═══ Raw data ═══

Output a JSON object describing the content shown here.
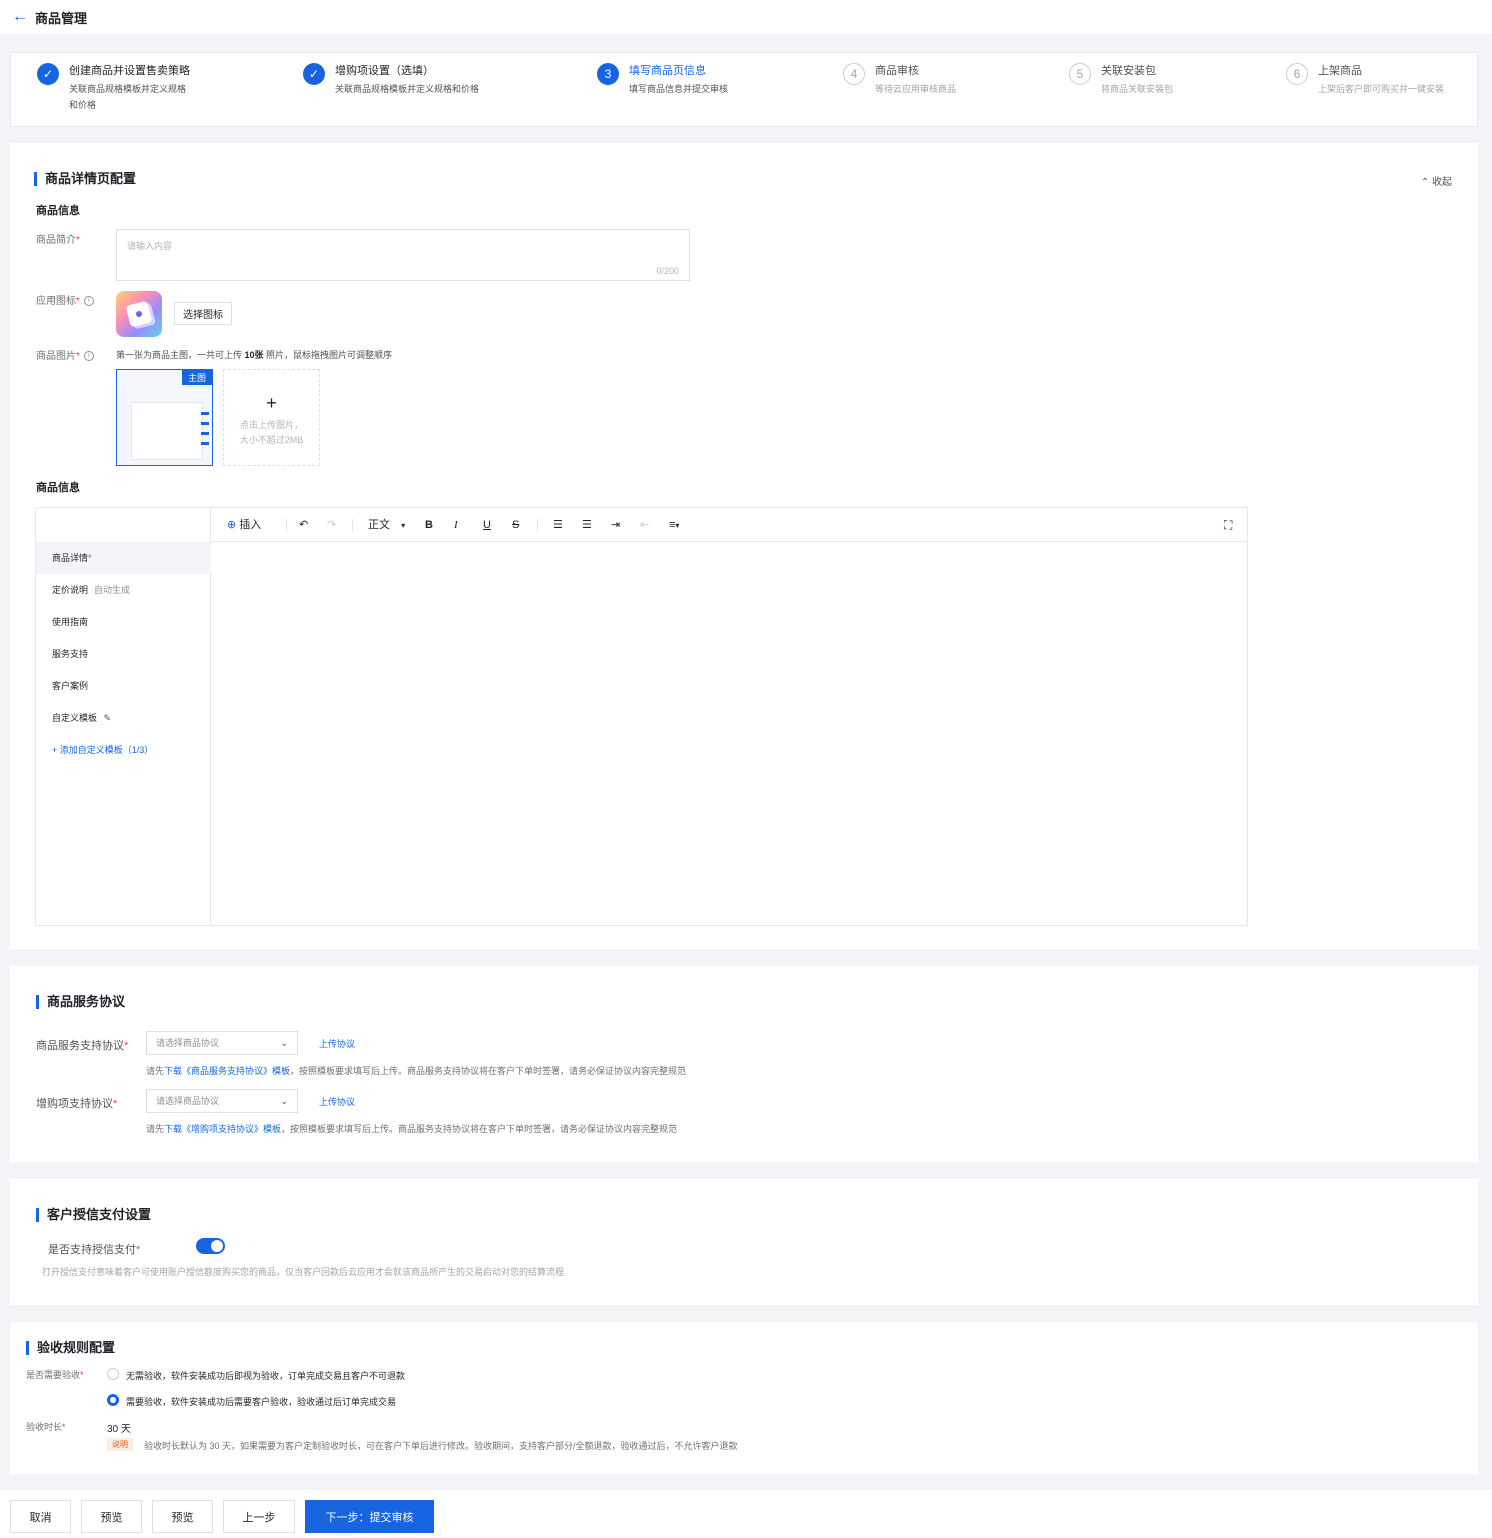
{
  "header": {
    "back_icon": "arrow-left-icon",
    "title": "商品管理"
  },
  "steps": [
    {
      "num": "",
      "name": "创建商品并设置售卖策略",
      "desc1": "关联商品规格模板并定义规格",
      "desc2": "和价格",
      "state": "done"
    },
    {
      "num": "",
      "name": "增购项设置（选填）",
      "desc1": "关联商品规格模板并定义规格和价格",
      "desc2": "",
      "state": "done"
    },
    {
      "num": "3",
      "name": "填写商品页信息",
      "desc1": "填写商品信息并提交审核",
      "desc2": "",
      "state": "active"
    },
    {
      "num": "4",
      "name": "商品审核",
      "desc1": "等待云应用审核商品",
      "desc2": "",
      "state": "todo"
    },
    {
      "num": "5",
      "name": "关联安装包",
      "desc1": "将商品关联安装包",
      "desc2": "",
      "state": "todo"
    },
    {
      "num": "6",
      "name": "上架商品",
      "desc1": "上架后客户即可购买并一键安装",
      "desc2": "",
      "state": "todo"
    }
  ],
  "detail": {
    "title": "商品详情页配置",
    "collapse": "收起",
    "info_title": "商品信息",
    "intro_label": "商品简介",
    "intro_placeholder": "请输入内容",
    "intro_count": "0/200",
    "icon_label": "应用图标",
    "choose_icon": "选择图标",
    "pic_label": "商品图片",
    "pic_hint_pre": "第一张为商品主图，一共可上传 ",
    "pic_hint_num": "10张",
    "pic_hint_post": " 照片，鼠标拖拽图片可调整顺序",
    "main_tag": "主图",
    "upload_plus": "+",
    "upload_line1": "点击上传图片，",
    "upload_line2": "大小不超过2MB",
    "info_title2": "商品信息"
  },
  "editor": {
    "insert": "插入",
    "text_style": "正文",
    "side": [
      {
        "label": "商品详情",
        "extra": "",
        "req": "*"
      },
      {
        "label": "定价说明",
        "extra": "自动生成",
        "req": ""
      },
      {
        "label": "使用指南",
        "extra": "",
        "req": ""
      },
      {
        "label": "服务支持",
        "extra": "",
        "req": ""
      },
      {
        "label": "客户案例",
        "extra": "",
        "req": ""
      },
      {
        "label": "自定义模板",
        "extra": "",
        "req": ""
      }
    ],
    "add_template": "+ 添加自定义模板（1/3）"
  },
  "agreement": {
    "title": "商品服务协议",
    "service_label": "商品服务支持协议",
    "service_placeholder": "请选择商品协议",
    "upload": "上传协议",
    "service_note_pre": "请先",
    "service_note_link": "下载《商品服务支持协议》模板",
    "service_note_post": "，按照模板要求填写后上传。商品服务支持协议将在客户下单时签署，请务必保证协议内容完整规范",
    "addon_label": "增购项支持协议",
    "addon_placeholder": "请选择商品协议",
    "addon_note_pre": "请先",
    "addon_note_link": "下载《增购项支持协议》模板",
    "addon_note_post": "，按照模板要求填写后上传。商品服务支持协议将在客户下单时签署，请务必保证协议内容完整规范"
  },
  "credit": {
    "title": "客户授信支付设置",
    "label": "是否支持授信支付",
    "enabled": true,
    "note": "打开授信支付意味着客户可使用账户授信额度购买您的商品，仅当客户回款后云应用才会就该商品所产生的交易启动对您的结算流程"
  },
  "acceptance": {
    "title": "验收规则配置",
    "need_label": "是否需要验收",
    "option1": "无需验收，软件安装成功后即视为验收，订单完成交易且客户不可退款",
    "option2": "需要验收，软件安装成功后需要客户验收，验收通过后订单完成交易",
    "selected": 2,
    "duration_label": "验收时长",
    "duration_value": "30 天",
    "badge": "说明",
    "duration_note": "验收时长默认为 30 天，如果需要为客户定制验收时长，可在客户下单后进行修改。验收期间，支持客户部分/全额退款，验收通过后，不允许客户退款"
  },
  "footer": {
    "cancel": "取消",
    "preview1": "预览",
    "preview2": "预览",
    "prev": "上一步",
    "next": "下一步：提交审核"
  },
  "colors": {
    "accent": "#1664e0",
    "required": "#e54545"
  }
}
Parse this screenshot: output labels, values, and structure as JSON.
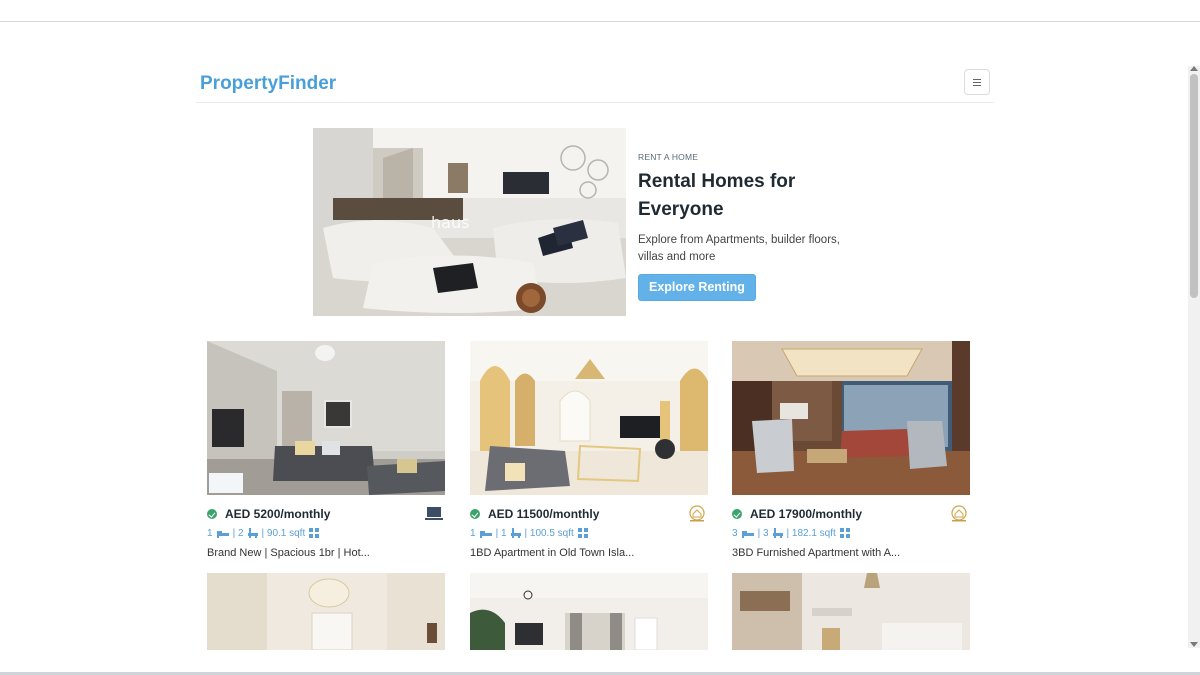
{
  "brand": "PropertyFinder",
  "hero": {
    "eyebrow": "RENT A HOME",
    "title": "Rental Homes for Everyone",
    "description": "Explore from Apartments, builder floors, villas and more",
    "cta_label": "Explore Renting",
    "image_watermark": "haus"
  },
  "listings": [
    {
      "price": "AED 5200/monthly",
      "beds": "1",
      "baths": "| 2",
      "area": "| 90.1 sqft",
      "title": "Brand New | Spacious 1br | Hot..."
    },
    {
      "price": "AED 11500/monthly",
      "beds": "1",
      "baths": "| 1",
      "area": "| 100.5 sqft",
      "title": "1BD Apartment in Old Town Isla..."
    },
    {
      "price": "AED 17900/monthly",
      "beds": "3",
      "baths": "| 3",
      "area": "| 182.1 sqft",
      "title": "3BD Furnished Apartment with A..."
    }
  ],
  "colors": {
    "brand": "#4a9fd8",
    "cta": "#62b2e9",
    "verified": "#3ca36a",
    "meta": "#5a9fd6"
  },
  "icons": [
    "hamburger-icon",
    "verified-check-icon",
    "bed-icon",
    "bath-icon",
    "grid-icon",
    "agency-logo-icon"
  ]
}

═══

> Instructions for the task
Reply with the number of lines in the data that include the string "增购项支持协议" and nothing else.

> Solution to this task
2